*DATA SHOWN*:

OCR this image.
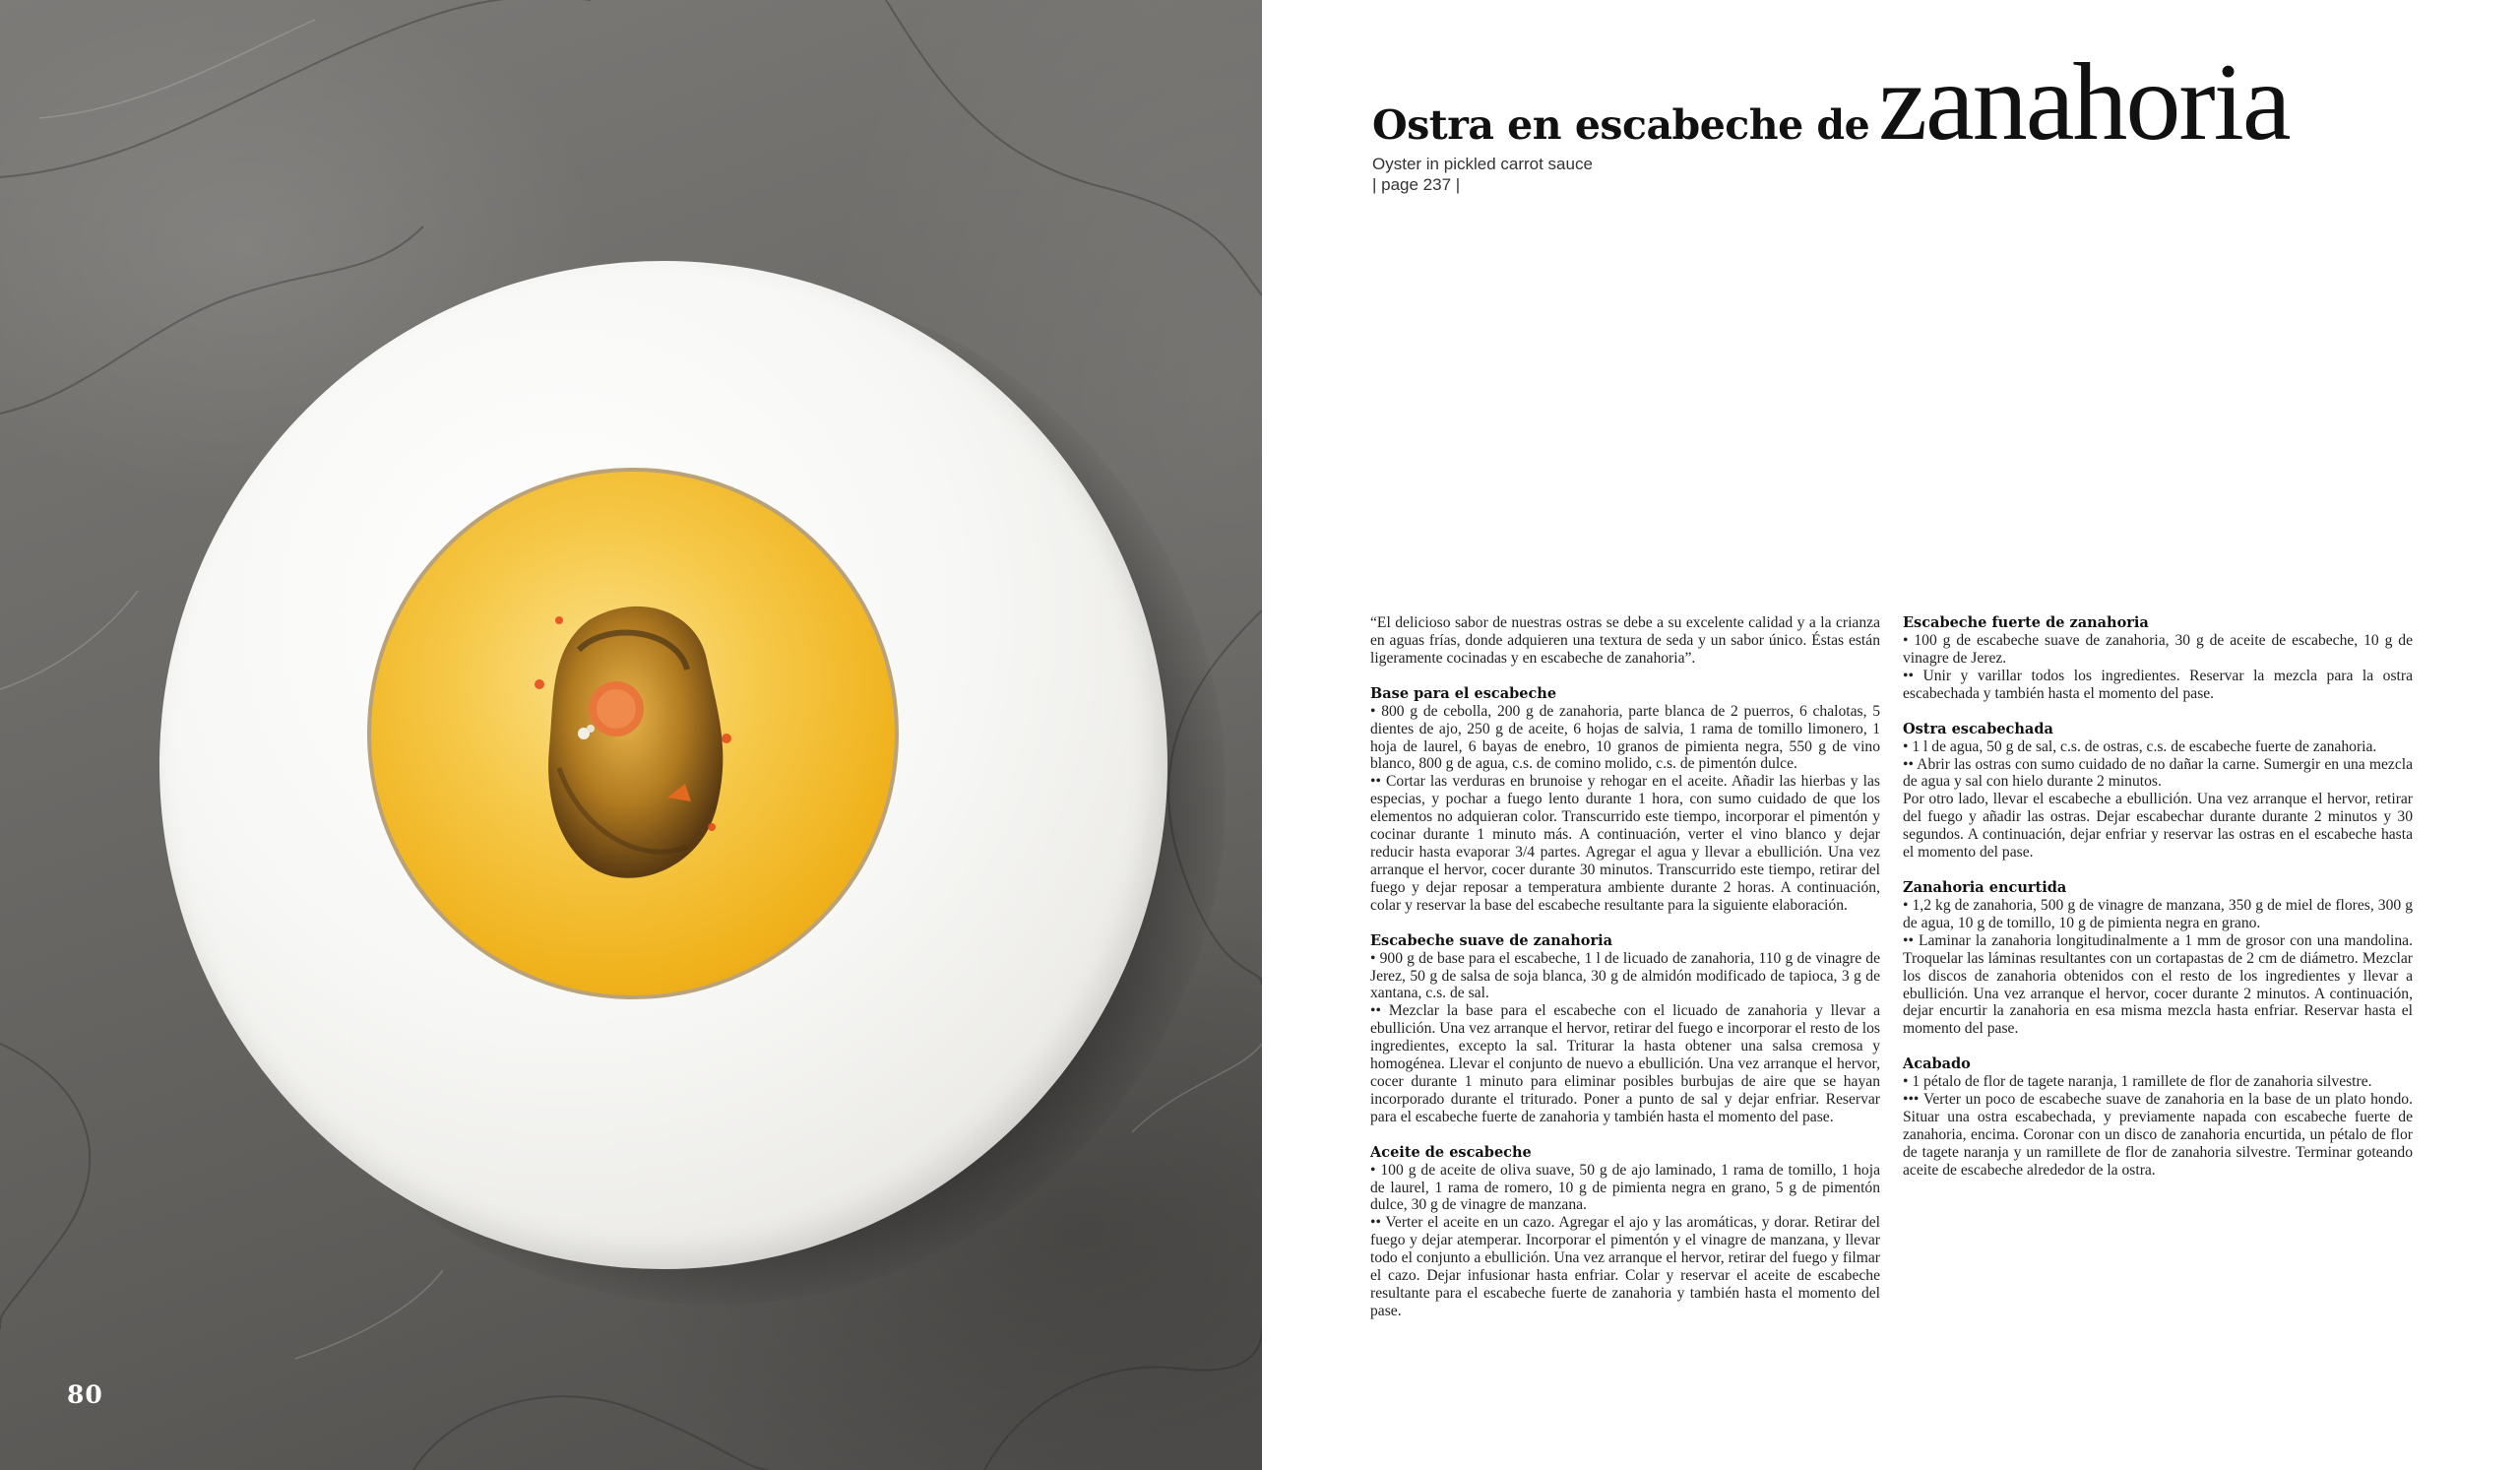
80
Ostra en escabeche de zanahoria
Oyster in pickled carrot sauce
| page 237 |

“El delicioso sabor de nuestras ostras se debe a su excelente calidad y a la crianza en aguas frías, donde adquieren una textura de seda y un sabor único. Éstas están ligeramente cocinadas y en escabeche de zanahoria”.

Base para el escabeche

• 800 g de cebolla, 200 g de zanahoria, parte blanca de 2 puerros, 6 chalotas, 5 dientes de ajo, 250 g de aceite, 6 hojas de salvia, 1 rama de tomillo limonero, 1 hoja de laurel, 6 bayas de enebro, 10 granos de pimienta negra, 550 g de vino blanco, 800 g de agua, c.s. de comino molido, c.s. de pimentón dulce.

•• Cortar las verduras en brunoise y rehogar en el aceite. Añadir las hierbas y las especias, y pochar a fuego lento durante 1 hora, con sumo cuidado de que los elementos no adquieran color. Transcurrido este tiempo, incorporar el pimentón y cocinar durante 1 minuto más. A continuación, verter el vino blanco y dejar reducir hasta evaporar 3/4 partes. Agregar el agua y llevar a ebullición. Una vez arranque el hervor, cocer durante 30 minutos. Transcurrido este tiempo, retirar del fuego y dejar reposar a temperatura ambiente durante 2 horas. A continuación, colar y reservar la base del escabeche resultante para la siguiente elaboración.

Escabeche suave de zanahoria

• 900 g de base para el escabeche, 1 l de licuado de zanahoria, 110 g de vinagre de Jerez, 50 g de salsa de soja blanca, 30 g de almidón modificado de tapioca, 3 g de xantana, c.s. de sal.

•• Mezclar la base para el escabeche con el licuado de zanahoria y llevar a ebullición. Una vez arranque el hervor, retirar del fuego e incorporar el resto de los ingredientes, excepto la sal. Triturar la hasta obtener una salsa cremosa y homogénea. Llevar el conjunto de nuevo a ebullición. Una vez arranque el hervor, cocer durante 1 minuto para eliminar posibles burbujas de aire que se hayan incorporado durante el triturado. Poner a punto de sal y dejar enfriar. Reservar para el escabeche fuerte de zanahoria y también hasta el momento del pase.

Aceite de escabeche

• 100 g de aceite de oliva suave, 50 g de ajo laminado, 1 rama de tomillo, 1 hoja de laurel, 1 rama de romero, 10 g de pimienta negra en grano, 5 g de pimentón dulce, 30 g de vinagre de manzana.

•• Verter el aceite en un cazo. Agregar el ajo y las aromáticas, y dorar. Retirar del fuego y dejar atemperar. Incorporar el pimentón y el vinagre de manzana, y llevar todo el conjunto a ebullición. Una vez arranque el hervor, retirar del fuego y filmar el cazo. Dejar infusionar hasta enfriar. Colar y reservar el aceite de escabeche resultante para el escabeche fuerte de zanahoria y también hasta el momento del pase.

Escabeche fuerte de zanahoria

• 100 g de escabeche suave de zanahoria, 30 g de aceite de escabeche, 10 g de vinagre de Jerez.

•• Unir y varillar todos los ingredientes. Reservar la mezcla para la ostra escabechada y también hasta el momento del pase.

Ostra escabechada

• 1 l de agua, 50 g de sal, c.s. de ostras, c.s. de escabeche fuerte de zanahoria.

•• Abrir las ostras con sumo cuidado de no dañar la carne. Sumergir en una mezcla de agua y sal con hielo durante 2 minutos.
Por otro lado, llevar el escabeche a ebullición. Una vez arranque el hervor, retirar del fuego y añadir las ostras. Dejar escabechar durante durante 2 minutos y 30 segundos. A continuación, dejar enfriar y reservar las ostras en el escabeche hasta el momento del pase.

Zanahoria encurtida

• 1,2 kg de zanahoria, 500 g de vinagre de manzana, 350 g de miel de flores, 300 g de agua, 10 g de tomillo, 10 g de pimienta negra en grano.

•• Laminar la zanahoria longitudinalmente a 1 mm de grosor con una mandolina. Troquelar las láminas resultantes con un cortapastas de 2 cm de diámetro. Mezclar los discos de zanahoria obtenidos con el resto de los ingredientes y llevar a ebullición. Una vez arranque el hervor, cocer durante 2 minutos. A continuación, dejar encurtir la zanahoria en esa misma mezcla hasta enfriar. Reservar hasta el momento del pase.

Acabado

• 1 pétalo de flor de tagete naranja, 1 ramillete de flor de zanahoria silvestre.

••• Verter un poco de escabeche suave de zanahoria en la base de un plato hondo. Situar una ostra escabechada, y previamente napada con escabeche fuerte de zanahoria, encima. Coronar con un disco de zanahoria encurtida, un pétalo de flor de tagete naranja y un ramillete de flor de zanahoria silvestre. Terminar goteando aceite de escabeche alrededor de la ostra.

*SHORT TASK*: Tally every line of the data that holds the word "ramillete" and write the count alone.

*RESULT*: 2